#### [Task directions]
Copy every line of the data that contains the string "الإسلام".

Excerpt from a dataset:
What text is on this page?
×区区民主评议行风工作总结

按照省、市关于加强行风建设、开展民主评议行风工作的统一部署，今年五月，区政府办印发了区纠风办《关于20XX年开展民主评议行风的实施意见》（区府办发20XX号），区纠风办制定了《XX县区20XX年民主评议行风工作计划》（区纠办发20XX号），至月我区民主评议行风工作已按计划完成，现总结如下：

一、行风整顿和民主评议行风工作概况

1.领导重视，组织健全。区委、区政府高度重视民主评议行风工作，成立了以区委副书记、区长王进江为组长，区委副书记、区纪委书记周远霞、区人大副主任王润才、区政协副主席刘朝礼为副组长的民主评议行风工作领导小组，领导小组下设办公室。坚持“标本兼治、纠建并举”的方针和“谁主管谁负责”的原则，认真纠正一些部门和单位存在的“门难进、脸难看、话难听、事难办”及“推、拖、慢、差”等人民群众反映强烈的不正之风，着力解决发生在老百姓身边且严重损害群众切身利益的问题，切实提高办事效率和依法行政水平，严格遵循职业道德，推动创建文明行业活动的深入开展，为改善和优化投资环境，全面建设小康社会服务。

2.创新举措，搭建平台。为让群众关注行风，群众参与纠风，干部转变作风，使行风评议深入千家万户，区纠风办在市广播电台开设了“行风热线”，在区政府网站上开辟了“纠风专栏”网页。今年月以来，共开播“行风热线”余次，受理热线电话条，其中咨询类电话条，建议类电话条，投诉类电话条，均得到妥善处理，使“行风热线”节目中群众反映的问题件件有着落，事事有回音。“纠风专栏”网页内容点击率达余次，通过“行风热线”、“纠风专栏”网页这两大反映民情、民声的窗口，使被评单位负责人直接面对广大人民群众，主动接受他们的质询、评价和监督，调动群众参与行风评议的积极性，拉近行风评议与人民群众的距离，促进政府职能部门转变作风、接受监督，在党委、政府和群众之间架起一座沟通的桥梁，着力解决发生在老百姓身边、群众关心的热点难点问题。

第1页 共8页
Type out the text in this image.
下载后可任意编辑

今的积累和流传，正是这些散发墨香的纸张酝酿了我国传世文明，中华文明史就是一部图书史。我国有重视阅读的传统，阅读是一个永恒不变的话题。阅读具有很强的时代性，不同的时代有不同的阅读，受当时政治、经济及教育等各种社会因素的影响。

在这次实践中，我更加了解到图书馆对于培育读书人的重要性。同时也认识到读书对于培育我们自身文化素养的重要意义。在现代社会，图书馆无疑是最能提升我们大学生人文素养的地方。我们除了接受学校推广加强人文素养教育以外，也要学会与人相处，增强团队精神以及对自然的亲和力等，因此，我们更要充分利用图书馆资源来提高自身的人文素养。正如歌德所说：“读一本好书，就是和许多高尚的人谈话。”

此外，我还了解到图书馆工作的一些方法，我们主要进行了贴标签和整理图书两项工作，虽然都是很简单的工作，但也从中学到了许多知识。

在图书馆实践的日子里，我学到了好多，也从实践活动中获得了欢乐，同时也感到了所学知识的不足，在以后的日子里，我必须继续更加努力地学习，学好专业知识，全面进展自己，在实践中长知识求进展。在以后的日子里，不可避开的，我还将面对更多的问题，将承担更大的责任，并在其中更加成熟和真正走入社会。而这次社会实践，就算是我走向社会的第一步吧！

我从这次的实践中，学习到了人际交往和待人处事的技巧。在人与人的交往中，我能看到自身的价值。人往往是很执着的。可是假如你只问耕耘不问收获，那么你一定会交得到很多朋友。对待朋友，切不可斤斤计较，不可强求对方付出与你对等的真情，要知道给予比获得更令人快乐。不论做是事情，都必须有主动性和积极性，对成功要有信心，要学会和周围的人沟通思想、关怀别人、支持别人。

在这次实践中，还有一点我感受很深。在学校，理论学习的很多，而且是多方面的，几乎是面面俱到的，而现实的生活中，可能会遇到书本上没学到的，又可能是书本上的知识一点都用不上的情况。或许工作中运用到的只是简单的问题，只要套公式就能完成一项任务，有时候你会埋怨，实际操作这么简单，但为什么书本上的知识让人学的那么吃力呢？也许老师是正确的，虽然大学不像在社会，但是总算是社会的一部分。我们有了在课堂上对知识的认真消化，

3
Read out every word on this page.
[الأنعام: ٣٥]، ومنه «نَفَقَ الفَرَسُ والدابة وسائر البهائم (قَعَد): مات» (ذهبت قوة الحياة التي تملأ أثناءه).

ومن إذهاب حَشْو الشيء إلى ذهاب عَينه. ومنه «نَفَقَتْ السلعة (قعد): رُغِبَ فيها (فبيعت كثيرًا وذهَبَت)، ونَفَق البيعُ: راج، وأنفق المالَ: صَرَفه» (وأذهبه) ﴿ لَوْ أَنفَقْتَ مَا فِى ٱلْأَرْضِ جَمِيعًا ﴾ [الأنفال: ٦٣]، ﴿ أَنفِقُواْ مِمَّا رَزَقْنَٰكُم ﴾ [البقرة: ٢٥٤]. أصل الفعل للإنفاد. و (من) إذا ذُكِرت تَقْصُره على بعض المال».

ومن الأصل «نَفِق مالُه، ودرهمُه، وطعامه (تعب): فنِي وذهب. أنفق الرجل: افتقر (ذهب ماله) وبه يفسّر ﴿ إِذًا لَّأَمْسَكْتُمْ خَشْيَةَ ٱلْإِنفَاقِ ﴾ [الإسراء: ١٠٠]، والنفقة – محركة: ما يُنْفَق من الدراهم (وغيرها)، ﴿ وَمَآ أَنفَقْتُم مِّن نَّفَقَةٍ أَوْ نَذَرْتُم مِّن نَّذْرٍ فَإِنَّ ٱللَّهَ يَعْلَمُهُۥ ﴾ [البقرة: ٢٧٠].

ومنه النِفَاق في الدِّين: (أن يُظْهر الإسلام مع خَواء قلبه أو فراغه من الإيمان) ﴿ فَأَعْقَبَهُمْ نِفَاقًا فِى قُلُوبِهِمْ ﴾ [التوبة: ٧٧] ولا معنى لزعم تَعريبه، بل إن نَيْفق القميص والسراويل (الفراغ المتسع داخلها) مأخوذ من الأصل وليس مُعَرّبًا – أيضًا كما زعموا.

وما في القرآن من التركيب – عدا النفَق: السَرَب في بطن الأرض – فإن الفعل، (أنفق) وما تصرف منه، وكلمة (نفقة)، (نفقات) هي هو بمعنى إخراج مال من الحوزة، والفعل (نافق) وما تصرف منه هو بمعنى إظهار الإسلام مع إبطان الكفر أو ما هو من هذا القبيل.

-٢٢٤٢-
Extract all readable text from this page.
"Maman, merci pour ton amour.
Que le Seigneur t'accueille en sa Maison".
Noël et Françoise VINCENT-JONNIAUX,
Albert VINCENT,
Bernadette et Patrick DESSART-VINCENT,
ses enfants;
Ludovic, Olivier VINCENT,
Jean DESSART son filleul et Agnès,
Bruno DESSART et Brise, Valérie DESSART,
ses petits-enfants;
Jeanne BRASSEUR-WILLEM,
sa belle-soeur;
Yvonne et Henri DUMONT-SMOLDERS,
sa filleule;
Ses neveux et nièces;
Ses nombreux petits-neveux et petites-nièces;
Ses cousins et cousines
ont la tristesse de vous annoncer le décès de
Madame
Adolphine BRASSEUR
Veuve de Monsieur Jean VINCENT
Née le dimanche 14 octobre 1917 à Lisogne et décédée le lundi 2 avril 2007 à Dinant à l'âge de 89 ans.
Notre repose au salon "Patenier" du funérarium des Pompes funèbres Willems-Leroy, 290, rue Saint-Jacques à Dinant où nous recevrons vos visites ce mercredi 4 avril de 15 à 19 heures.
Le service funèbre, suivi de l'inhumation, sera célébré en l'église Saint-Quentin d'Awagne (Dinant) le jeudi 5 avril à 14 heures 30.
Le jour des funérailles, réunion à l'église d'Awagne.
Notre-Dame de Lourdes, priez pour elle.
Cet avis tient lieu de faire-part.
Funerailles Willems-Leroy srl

#### [Task solution]
ومنه النِفَاق في الدِّين: (أن يُظْهر الإسلام مع خَواء قلبه أو فراغه من الإيمان) ﴿ فَأَعْقَبَهُمْ نِفَاقًا فِى قُلُوبِهِمْ ﴾ [التوبة: ٧٧] ولا معنى لزعم تَعريبه، بل إن نَيْفق القميص والسراويل (الفراغ المتسع داخلها) مأخوذ من الأصل وليس مُعَرّبًا – أيضًا كما زعموا.
وما في القرآن من التركيب – عدا النفَق: السَرَب في بطن الأرض – فإن الفعل، (أنفق) وما تصرف منه، وكلمة (نفقة)، (نفقات) هي هو بمعنى إخراج مال من الحوزة، والفعل (نافق) وما تصرف منه هو بمعنى إظهار الإسلام مع إبطان الكفر أو ما هو من هذا القبيل.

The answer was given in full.